*TASK BRIEF*.
Output all lines exactly, with nothing added or dropped.

*Records*.
>> Begin

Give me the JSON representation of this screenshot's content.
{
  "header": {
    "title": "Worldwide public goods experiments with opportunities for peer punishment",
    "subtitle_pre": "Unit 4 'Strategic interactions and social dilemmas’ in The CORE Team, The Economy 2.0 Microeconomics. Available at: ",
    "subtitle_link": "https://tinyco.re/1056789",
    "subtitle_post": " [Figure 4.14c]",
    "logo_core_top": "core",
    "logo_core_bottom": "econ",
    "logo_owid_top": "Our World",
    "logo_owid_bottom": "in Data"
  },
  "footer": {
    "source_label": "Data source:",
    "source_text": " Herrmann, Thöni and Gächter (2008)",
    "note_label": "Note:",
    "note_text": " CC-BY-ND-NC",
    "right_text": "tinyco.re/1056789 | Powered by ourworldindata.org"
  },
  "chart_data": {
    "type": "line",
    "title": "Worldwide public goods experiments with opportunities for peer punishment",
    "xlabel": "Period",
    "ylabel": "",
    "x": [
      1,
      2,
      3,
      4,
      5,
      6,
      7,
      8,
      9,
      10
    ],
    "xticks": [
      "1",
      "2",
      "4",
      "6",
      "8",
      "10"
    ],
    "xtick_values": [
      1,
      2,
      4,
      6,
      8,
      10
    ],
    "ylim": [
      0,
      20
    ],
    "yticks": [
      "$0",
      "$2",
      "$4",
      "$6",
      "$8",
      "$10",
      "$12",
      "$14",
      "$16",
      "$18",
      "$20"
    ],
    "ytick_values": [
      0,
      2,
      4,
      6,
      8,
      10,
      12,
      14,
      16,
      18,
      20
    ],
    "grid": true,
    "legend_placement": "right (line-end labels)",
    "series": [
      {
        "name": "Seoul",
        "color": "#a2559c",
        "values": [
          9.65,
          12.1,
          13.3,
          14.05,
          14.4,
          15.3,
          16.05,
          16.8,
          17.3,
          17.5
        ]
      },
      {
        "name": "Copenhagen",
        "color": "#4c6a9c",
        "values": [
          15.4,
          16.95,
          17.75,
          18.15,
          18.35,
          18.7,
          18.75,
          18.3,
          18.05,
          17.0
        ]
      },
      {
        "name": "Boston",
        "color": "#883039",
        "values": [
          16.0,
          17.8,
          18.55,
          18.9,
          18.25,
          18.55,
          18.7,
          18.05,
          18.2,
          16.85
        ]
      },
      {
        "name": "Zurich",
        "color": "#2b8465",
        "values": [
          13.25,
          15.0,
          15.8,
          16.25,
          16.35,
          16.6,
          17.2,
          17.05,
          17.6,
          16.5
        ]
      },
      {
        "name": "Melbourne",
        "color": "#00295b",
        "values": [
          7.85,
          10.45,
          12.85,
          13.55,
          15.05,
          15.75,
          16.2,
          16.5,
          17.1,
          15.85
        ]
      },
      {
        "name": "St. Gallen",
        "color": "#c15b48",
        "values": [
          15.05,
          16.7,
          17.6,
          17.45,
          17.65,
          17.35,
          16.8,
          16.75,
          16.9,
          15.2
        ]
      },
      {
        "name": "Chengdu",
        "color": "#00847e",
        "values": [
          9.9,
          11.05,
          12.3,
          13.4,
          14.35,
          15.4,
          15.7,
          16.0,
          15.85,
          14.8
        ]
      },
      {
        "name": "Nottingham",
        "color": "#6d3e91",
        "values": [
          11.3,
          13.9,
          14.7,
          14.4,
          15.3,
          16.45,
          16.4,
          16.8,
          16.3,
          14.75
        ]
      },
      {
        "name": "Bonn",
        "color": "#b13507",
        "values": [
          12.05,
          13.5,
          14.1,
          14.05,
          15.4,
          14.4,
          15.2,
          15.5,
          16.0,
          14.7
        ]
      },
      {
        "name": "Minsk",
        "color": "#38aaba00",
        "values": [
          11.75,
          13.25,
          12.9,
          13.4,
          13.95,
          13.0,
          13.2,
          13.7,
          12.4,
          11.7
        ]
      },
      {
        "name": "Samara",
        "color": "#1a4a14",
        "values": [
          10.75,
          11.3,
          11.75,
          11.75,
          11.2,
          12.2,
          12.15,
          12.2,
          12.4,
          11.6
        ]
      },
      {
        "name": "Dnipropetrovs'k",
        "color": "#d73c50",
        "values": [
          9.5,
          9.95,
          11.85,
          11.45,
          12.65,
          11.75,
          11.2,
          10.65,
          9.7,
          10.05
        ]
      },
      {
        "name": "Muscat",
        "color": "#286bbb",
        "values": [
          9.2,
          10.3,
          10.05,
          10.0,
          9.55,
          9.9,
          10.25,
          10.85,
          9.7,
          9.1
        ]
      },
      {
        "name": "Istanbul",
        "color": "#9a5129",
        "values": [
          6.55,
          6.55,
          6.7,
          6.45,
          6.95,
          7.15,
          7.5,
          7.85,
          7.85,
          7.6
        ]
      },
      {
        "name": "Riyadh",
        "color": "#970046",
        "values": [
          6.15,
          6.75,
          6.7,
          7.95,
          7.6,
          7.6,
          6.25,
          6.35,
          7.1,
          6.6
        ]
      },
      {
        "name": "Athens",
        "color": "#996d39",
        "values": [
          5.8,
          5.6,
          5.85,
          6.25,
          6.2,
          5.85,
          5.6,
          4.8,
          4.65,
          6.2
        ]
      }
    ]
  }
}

>> End

*THE OUTPUT*.
Give me the JSON representation of this screenshot's content.
{
  "header": {
    "title": "Worldwide public goods experiments with opportunities for peer punishment",
    "subtitle_pre": "Unit 4 'Strategic interactions and social dilemmas’ in The CORE Team, The Economy 2.0 Microeconomics. Available at: ",
    "subtitle_link": "https://tinyco.re/1056789",
    "subtitle_post": " [Figure 4.14c]",
    "logo_core_top": "core",
    "logo_core_bottom": "econ",
    "logo_owid_top": "Our World",
    "logo_owid_bottom": "in Data"
  },
  "footer": {
    "source_label": "Data source:",
    "source_text": " Herrmann, Thöni and Gächter (2008)",
    "note_label": "Note:",
    "note_text": " CC-BY-ND-NC",
    "right_text": "tinyco.re/1056789 | Powered by ourworldindata.org"
  },
  "chart_data": {
    "type": "line",
    "title": "Worldwide public goods experiments with opportunities for peer punishment",
    "xlabel": "Period",
    "ylabel": "",
    "x": [
      1,
      2,
      3,
      4,
      5,
      6,
      7,
      8,
      9,
      10
    ],
    "xticks": [
      "1",
      "2",
      "4",
      "6",
      "8",
      "10"
    ],
    "xtick_values": [
      1,
      2,
      4,
      6,
      8,
      10
    ],
    "ylim": [
      0,
      20
    ],
    "yticks": [
      "$0",
      "$2",
      "$4",
      "$6",
      "$8",
      "$10",
      "$12",
      "$14",
      "$16",
      "$18",
      "$20"
    ],
    "ytick_values": [
      0,
      2,
      4,
      6,
      8,
      10,
      12,
      14,
      16,
      18,
      20
    ],
    "grid": true,
    "legend_placement": "right (line-end labels)",
    "series": [
      {
        "name": "Seoul",
        "color": "#a2559c",
        "values": [
          9.65,
          12.1,
          13.3,
          14.05,
          14.4,
          15.3,
          16.05,
          16.8,
          17.3,
          17.5
        ]
      },
      {
        "name": "Copenhagen",
        "color": "#4c6a9c",
        "values": [
          15.4,
          16.95,
          17.75,
          18.15,
          18.35,
          18.7,
          18.75,
          18.3,
          18.05,
          17.0
        ]
      },
      {
        "name": "Boston",
        "color": "#883039",
        "values": [
          16.0,
          17.8,
          18.55,
          18.9,
          18.25,
          18.55,
          18.7,
          18.05,
          18.2,
          16.85
        ]
      },
      {
        "name": "Zurich",
        "color": "#2b8465",
        "values": [
          13.25,
          15.0,
          15.8,
          16.25,
          16.35,
          16.6,
          17.2,
          17.05,
          17.6,
          16.5
        ]
      },
      {
        "name": "Melbourne",
        "color": "#00295b",
        "values": [
          7.85,
          10.45,
          12.85,
          13.55,
          15.05,
          15.75,
          16.2,
          16.5,
          17.1,
          15.85
        ]
      },
      {
        "name": "St. Gallen",
        "color": "#c15b48",
        "values": [
          15.05,
          16.7,
          17.6,
          17.45,
          17.65,
          17.35,
          16.8,
          16.75,
          16.9,
          15.2
        ]
      },
      {
        "name": "Chengdu",
        "color": "#00847e",
        "values": [
          9.9,
          11.05,
          12.3,
          13.4,
          14.35,
          15.4,
          15.7,
          16.0,
          15.85,
          14.8
        ]
      },
      {
        "name": "Nottingham",
        "color": "#6d3e91",
        "values": [
          11.3,
          13.9,
          14.7,
          14.4,
          15.3,
          16.45,
          16.4,
          16.8,
          16.3,
          14.75
        ]
      },
      {
        "name": "Bonn",
        "color": "#b13507",
        "values": [
          12.05,
          13.5,
          14.1,
          14.05,
          15.4,
          14.4,
          15.2,
          15.5,
          16.0,
          14.7
        ]
      },
      {
        "name": "Minsk",
        "color": "#38aaba00",
        "values": [
          11.75,
          13.25,
          12.9,
          13.4,
          13.95,
          13.0,
          13.2,
          13.7,
          12.4,
          11.7
        ]
      },
      {
        "name": "Samara",
        "color": "#1a4a14",
        "values": [
          10.75,
          11.3,
          11.75,
          11.75,
          11.2,
          12.2,
          12.15,
          12.2,
          12.4,
          11.6
        ]
      },
      {
        "name": "Dnipropetrovs'k",
        "color": "#d73c50",
        "values": [
          9.5,
          9.95,
          11.85,
          11.45,
          12.65,
          11.75,
          11.2,
          10.65,
          9.7,
          10.05
        ]
      },
      {
        "name": "Muscat",
        "color": "#286bbb",
        "values": [
          9.2,
          10.3,
          10.05,
          10.0,
          9.55,
          9.9,
          10.25,
          10.85,
          9.7,
          9.1
        ]
      },
      {
        "name": "Istanbul",
        "color": "#9a5129",
        "values": [
          6.55,
          6.55,
          6.7,
          6.45,
          6.95,
          7.15,
          7.5,
          7.85,
          7.85,
          7.6
        ]
      },
      {
        "name": "Riyadh",
        "color": "#970046",
        "values": [
          6.15,
          6.75,
          6.7,
          7.95,
          7.6,
          7.6,
          6.25,
          6.35,
          7.1,
          6.6
        ]
      },
      {
        "name": "Athens",
        "color": "#996d39",
        "values": [
          5.8,
          5.6,
          5.85,
          6.25,
          6.2,
          5.85,
          5.6,
          4.8,
          4.65,
          6.2
        ]
      }
    ]
  }
}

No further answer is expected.